*TASK STATEMENT*.
Pull each line holding the word "阅读课本" from the data.

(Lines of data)
_ _ _ _
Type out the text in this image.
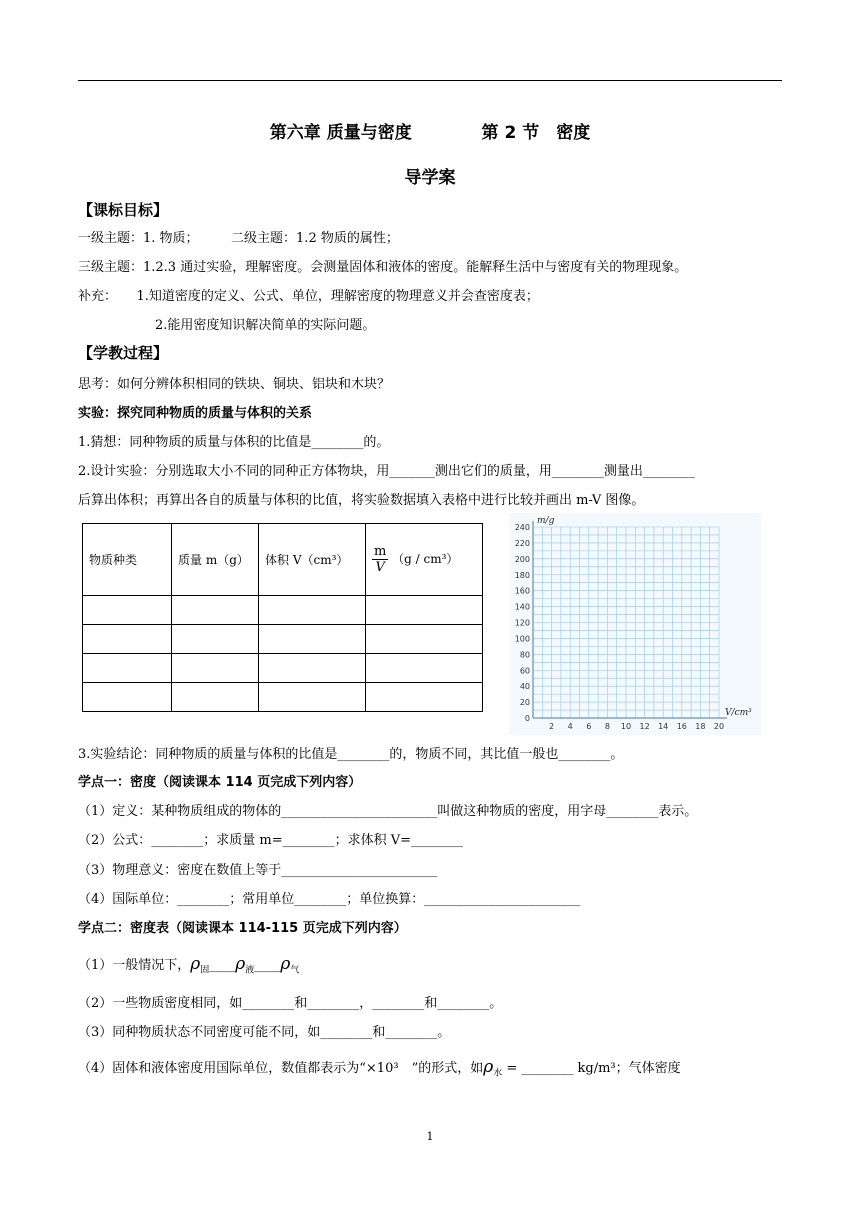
第六章 质量与密度	第 2 节　密度
导学案
【课标目标】
一级主题：1. 物质；　　　二级主题：1.2 物质的属性；
三级主题：1.2.3 通过实验，理解密度。会测量固体和液体的密度。能解释生活中与密度有关的物理现象。
补充：　　1.知道密度的定义、公式、单位，理解密度的物理意义并会查密度表；
2.能用密度知识解决简单的实际问题。
【学教过程】
思考：如何分辨体积相同的铁块、铜块、铝块和木块？
实验：探究同种物质的质量与体积的关系
1.猜想：同种物质的质量与体积的比值是________的。
2.设计实验：分别选取大小不同的同种正方体物块，用_______测出它们的质量，用________测量出________
后算出体积；再算出各自的质量与体积的比值，将实验数据填入表格中进行比较并画出 m-V 图像。
物质种类	质量 m（g）	体积 V（cm³）	$\frac{m}{V} (g / cm^3)$

0
20
40
60
80
100
120
140
160
180
200
220
240
2 4 6 8 10 12 14 16 18 20
m/g
V/cm³
3.实验结论：同种物质的质量与体积的比值是________的，物质不同，其比值一般也________。
学点一：密度（阅读课本 114 页完成下列内容）
（1）定义：某种物质组成的物体的________________________叫做这种物质的密度，用字母________表示。
（2）公式：________；求质量 m=________；求体积 V=________
（3）物理意义：密度在数值上等于________________________
（4）国际单位：________；常用单位________；单位换算：________________________
学点二：密度表（阅读课本 114-115 页完成下列内容）
（1）一般情况下，$\rho_固\_\_\_\_\rho_液\_\_\_\_\rho_气$
（2）一些物质密度相同，如________和________，________和________。
（3）同种物质状态不同密度可能不同，如________和________。
（4）固体和液体密度用国际单位，数值都表示为“×10³　”的形式，如$\rho_水$ = ________ kg/m³；气体密度
1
_ _ _ _
*EXERCISE RESULT*.
学点一：密度（阅读课本 114 页完成下列内容）
学点二：密度表（阅读课本 114-115 页完成下列内容）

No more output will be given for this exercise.